**WRITTEN INSTRUCTION**
Of the lines in the listing below, how many hold "from"? Answer with the number only.

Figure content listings
** Start **
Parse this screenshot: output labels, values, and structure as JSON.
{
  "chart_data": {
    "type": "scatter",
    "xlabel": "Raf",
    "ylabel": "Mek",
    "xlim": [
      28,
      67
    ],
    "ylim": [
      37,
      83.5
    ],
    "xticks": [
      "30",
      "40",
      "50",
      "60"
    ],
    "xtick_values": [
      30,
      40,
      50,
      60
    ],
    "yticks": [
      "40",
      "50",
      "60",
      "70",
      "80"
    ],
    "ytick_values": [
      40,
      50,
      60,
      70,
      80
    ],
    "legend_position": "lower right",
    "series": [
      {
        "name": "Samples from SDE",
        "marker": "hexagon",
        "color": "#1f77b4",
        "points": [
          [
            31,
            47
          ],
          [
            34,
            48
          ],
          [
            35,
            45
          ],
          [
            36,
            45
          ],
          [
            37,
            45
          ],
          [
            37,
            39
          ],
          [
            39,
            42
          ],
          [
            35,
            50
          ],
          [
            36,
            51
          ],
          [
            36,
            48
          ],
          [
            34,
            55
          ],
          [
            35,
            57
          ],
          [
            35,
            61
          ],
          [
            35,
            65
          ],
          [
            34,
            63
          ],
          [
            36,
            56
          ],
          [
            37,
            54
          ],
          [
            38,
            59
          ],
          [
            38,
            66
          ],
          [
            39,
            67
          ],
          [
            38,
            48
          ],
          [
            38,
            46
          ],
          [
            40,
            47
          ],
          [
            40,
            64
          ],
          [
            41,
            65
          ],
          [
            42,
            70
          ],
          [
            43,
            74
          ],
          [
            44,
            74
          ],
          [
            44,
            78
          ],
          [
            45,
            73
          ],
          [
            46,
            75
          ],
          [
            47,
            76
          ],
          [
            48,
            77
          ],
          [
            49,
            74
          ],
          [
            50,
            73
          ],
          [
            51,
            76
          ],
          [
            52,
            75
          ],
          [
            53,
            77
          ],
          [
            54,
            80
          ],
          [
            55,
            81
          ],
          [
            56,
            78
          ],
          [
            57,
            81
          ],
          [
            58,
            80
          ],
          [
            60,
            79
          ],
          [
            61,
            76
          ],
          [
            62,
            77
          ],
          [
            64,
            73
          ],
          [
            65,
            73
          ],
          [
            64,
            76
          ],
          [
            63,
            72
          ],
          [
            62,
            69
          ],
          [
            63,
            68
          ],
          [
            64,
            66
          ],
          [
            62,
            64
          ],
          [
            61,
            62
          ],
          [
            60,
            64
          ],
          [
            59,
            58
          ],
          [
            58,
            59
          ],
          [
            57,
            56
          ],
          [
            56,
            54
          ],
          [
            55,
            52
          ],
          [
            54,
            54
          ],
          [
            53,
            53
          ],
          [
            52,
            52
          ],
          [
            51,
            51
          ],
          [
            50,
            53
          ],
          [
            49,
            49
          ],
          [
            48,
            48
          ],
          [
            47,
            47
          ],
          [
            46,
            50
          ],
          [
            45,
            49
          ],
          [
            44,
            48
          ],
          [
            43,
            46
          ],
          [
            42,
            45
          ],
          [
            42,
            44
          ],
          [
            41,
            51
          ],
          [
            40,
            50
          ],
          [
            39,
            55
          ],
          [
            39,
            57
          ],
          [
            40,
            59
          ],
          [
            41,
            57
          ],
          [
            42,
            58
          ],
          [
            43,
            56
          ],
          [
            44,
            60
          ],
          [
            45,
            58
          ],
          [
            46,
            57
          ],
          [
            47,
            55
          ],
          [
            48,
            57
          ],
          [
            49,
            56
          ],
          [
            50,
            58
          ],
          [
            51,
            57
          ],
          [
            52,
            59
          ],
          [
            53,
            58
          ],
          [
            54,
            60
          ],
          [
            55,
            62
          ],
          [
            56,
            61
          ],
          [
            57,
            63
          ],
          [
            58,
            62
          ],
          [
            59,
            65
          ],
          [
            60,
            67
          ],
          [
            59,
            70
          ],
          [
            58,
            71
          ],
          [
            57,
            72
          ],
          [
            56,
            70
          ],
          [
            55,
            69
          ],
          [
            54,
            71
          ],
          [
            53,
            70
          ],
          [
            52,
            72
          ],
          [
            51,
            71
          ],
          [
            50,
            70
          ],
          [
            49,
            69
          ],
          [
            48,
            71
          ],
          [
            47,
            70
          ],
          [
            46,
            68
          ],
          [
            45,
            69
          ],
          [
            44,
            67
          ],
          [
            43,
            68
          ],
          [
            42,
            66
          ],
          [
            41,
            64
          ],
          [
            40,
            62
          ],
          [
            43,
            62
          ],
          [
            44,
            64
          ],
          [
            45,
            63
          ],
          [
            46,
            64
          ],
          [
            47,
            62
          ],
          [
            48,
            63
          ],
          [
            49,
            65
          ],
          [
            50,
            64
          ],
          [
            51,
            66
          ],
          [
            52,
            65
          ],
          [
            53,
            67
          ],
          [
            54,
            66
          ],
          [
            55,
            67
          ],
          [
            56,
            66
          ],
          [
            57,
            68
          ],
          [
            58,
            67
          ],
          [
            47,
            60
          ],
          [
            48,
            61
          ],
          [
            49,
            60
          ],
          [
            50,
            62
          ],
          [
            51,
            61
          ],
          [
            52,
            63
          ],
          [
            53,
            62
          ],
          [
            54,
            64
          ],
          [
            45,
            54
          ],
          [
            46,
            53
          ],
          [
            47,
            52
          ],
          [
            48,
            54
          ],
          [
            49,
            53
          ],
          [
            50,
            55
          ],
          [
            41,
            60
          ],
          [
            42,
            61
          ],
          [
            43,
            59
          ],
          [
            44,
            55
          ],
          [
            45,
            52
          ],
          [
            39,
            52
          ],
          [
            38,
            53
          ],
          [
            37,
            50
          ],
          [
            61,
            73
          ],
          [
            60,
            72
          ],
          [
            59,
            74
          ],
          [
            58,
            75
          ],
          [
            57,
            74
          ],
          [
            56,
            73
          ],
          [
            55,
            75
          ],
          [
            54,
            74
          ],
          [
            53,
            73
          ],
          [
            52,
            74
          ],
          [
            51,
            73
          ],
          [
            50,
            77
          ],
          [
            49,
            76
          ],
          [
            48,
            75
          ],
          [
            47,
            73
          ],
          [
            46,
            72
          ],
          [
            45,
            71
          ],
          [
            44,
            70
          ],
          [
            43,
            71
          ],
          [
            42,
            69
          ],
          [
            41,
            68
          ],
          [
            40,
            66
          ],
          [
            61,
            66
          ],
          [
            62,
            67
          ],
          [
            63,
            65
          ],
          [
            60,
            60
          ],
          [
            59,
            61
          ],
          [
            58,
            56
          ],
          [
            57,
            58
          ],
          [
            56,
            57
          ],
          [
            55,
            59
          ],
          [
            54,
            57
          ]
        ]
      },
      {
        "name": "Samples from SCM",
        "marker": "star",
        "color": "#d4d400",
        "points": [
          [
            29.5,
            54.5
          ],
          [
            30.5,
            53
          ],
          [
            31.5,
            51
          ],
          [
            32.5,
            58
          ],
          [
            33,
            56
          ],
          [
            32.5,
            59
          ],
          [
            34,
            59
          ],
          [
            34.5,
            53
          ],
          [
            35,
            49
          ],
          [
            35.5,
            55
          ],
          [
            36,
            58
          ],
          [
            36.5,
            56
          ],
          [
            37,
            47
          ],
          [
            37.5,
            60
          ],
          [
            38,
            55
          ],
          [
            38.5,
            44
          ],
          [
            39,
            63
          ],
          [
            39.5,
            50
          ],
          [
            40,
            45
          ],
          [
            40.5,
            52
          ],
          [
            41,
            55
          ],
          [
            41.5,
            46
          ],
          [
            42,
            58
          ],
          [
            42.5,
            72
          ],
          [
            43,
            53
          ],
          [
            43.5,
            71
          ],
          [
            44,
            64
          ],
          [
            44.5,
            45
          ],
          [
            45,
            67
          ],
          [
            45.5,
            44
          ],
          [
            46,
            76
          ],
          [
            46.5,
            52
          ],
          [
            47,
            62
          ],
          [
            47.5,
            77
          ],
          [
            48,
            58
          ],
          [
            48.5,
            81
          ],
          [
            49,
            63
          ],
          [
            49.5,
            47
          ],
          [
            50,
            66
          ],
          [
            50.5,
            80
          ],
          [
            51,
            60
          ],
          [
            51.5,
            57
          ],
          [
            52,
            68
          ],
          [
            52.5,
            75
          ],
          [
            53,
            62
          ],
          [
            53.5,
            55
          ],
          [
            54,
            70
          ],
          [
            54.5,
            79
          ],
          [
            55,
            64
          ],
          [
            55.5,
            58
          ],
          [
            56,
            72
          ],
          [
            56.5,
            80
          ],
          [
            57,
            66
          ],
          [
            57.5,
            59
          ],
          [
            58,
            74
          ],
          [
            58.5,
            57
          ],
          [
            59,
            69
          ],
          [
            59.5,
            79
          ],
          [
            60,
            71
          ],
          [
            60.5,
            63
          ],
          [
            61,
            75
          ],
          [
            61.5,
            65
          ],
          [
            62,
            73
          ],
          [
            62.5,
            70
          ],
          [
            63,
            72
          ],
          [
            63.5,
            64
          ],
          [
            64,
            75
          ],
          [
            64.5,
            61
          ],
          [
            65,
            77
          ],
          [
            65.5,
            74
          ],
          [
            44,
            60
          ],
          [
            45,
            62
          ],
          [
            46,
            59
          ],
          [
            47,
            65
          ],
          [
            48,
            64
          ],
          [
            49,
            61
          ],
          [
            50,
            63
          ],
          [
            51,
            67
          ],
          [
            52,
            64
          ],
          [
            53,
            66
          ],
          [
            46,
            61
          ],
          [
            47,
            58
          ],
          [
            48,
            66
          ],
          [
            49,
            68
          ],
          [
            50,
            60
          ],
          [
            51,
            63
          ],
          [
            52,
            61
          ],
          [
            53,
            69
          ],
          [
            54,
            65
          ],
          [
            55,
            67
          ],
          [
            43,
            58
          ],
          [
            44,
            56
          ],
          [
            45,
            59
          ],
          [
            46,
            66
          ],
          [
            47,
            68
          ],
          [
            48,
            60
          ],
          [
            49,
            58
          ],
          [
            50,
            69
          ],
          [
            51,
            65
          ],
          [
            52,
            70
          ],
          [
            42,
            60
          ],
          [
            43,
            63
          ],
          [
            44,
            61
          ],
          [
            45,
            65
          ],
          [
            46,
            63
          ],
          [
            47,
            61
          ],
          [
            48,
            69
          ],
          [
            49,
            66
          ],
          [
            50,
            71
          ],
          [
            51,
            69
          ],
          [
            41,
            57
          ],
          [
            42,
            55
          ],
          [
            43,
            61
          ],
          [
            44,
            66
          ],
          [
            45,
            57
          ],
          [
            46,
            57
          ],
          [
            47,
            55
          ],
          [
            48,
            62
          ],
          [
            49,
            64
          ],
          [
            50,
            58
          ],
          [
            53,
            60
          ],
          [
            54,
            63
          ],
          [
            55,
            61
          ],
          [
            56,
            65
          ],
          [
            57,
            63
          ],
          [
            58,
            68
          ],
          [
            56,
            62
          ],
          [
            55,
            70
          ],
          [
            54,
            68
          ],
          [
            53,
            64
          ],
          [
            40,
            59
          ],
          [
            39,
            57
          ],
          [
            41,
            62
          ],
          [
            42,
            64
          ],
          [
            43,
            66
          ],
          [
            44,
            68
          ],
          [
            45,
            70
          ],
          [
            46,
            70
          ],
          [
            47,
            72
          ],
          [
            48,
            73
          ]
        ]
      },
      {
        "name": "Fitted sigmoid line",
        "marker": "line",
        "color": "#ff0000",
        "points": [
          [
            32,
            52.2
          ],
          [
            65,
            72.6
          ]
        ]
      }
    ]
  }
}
** End **
**RESPONSE BELOW**
2